> [OBJECTIVE] Within the material below, find each line bearing the word "cadence" and present it.

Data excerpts
######

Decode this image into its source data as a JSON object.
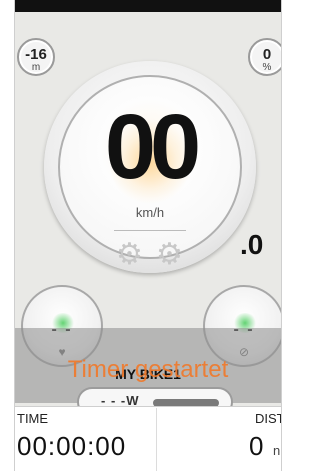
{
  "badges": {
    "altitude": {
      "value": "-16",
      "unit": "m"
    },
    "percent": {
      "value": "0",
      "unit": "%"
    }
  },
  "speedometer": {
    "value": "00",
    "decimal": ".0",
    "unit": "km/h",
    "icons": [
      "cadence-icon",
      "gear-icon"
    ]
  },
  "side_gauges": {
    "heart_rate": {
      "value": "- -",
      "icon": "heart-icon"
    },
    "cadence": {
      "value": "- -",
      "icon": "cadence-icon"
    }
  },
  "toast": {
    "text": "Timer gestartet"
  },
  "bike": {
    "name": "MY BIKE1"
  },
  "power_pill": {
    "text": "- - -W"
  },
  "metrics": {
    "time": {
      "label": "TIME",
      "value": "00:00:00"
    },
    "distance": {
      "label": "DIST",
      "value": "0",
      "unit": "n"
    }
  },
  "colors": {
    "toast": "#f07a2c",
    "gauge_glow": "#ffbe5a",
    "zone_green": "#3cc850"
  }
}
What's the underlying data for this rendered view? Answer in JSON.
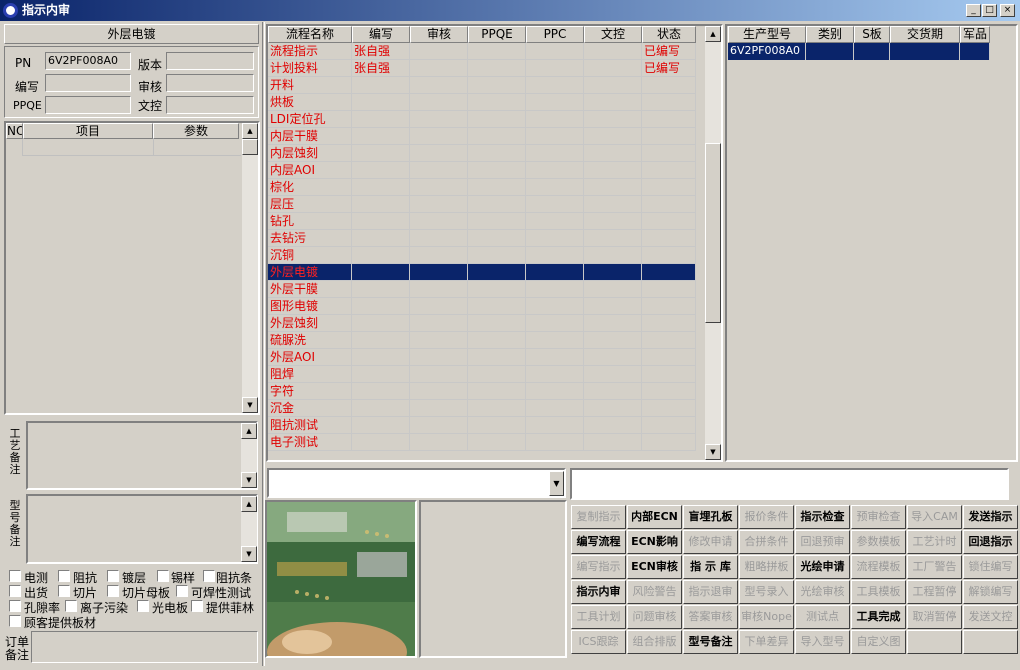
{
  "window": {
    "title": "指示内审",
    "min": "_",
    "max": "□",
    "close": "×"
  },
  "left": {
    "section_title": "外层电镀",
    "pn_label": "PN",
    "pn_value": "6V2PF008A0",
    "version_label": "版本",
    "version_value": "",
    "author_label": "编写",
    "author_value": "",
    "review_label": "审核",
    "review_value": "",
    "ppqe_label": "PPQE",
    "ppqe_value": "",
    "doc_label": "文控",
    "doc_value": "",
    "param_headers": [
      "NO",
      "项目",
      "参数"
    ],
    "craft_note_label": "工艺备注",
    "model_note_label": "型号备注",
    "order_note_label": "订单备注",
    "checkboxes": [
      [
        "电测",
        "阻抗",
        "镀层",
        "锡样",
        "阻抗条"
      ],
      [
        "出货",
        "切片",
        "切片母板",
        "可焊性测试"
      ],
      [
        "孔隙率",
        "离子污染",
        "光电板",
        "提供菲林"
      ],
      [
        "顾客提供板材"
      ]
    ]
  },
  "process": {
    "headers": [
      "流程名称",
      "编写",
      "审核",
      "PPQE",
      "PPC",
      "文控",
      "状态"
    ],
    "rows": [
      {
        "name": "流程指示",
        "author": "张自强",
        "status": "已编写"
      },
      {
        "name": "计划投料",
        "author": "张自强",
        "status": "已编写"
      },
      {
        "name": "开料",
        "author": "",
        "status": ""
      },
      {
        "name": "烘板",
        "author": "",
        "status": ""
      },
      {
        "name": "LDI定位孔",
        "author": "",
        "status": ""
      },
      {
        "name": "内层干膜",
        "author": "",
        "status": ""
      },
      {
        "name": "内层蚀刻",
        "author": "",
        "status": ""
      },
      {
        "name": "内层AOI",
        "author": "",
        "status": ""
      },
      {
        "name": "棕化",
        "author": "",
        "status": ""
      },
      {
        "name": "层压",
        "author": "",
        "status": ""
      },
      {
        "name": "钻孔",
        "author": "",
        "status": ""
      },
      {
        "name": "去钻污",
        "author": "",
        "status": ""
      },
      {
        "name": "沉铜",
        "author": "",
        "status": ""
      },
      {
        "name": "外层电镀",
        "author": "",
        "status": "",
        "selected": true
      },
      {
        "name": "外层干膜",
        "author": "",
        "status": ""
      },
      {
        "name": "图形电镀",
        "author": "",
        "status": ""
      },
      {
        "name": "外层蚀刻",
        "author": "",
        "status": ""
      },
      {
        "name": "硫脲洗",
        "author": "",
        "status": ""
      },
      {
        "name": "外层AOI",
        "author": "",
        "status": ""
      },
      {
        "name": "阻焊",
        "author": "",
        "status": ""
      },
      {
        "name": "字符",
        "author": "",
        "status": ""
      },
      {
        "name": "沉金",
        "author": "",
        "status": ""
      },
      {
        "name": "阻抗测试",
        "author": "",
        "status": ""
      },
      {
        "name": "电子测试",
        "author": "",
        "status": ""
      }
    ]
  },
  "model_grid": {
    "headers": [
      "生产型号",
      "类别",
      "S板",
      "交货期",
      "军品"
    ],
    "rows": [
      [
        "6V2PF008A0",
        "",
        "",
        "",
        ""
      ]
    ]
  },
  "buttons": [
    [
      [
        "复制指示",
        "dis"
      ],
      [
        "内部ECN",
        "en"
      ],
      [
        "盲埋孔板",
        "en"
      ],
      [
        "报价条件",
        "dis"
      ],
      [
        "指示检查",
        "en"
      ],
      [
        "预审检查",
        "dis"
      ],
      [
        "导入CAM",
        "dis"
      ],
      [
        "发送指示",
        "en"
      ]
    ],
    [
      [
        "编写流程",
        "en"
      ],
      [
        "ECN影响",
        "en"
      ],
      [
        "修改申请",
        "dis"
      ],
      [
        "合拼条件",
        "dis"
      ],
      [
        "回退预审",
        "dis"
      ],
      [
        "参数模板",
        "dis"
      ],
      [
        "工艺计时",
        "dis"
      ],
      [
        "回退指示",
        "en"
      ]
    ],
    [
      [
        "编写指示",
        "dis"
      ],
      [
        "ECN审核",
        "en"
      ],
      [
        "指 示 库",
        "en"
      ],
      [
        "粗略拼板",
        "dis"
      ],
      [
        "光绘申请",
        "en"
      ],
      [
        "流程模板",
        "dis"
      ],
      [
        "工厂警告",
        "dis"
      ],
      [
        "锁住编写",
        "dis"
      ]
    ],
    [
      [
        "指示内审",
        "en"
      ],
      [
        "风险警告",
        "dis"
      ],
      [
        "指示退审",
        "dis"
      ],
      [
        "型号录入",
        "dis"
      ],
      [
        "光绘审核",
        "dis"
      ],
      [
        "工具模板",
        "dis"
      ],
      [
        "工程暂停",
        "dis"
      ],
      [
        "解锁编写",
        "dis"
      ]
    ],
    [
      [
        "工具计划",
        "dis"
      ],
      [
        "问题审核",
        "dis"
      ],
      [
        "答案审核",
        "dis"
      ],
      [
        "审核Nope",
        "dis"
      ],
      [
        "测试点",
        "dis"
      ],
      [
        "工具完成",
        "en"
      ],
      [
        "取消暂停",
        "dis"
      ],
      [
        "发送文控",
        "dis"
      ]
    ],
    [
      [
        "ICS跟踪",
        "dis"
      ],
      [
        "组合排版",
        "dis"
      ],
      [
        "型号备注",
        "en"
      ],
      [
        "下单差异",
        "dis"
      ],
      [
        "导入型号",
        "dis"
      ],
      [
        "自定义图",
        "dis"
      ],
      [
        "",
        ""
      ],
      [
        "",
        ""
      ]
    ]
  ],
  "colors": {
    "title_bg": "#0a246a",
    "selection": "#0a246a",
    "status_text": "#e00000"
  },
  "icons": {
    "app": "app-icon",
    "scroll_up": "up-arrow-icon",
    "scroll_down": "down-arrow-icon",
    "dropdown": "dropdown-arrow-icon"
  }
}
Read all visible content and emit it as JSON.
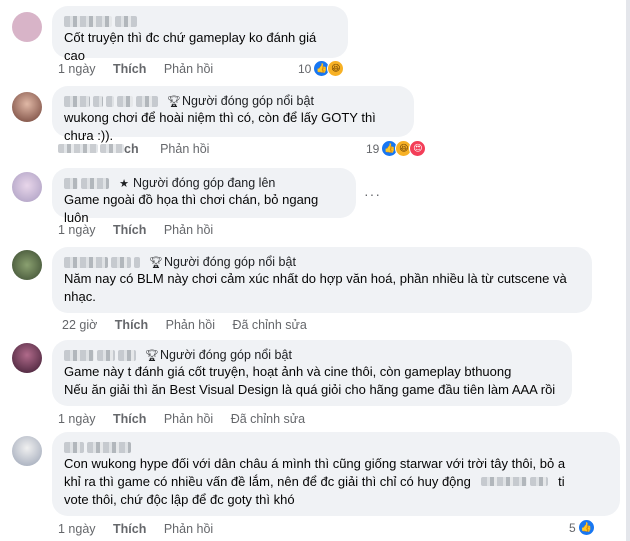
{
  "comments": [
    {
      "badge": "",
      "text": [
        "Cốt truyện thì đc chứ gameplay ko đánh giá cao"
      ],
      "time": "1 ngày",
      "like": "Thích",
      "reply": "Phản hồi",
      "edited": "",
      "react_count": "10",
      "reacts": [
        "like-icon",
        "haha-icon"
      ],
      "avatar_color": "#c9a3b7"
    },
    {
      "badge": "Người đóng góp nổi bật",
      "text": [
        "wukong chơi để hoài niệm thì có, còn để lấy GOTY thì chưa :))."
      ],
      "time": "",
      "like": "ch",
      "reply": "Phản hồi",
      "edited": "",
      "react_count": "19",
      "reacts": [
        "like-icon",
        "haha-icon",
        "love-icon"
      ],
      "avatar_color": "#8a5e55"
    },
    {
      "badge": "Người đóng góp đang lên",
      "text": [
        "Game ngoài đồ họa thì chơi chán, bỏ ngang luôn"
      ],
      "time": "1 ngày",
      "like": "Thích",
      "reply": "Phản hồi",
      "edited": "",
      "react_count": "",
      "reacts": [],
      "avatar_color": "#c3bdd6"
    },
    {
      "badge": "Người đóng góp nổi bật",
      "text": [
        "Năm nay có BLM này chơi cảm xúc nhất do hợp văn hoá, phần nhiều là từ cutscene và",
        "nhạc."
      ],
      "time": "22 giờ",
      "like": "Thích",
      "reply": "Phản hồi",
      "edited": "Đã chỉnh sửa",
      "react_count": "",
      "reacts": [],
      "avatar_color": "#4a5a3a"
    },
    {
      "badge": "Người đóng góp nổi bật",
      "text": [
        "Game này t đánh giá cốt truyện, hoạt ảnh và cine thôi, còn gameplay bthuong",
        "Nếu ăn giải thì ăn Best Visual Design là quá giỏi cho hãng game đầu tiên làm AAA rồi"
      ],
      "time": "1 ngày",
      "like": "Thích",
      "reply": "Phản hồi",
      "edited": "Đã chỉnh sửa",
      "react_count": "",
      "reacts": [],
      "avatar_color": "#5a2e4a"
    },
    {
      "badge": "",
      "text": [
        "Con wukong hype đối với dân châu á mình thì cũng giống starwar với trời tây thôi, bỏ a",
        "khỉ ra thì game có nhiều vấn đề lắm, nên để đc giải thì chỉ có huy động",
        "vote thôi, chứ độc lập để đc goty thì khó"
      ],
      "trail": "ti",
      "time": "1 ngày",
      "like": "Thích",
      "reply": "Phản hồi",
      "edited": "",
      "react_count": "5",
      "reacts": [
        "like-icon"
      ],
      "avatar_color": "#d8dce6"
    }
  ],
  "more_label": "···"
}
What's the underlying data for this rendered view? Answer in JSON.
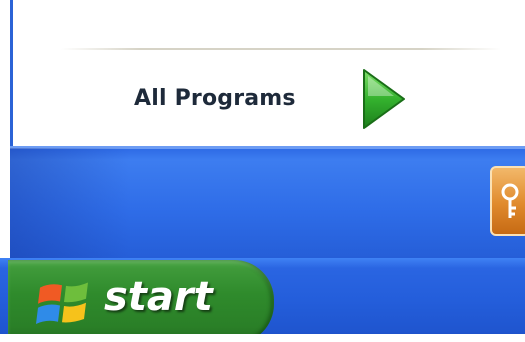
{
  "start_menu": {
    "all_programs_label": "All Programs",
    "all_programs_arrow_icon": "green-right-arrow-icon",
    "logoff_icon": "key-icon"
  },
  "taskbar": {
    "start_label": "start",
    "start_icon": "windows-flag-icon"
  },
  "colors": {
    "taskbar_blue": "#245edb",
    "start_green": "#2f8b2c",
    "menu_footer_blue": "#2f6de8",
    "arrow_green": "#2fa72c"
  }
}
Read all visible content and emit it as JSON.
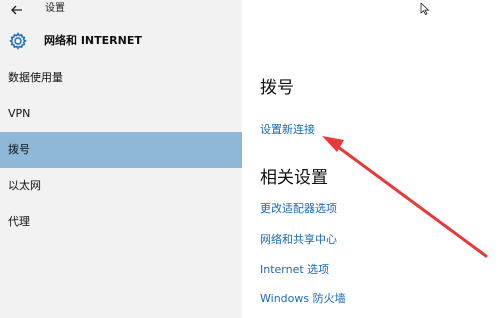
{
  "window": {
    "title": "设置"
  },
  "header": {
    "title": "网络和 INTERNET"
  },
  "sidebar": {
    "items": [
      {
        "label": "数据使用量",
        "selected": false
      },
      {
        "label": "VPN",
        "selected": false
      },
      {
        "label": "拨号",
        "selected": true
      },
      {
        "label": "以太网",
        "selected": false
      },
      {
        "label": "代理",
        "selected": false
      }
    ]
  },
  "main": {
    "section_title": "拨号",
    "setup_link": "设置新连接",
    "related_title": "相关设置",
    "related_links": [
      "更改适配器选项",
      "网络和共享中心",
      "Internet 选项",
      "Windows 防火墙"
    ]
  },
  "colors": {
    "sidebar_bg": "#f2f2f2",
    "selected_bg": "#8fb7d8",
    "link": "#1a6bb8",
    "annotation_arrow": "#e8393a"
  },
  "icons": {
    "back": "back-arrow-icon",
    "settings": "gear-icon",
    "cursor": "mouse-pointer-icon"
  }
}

######

> [TASK OUTPUT]
      "cadence-icon",
    "cadence": {
      "icon": "cadence-icon"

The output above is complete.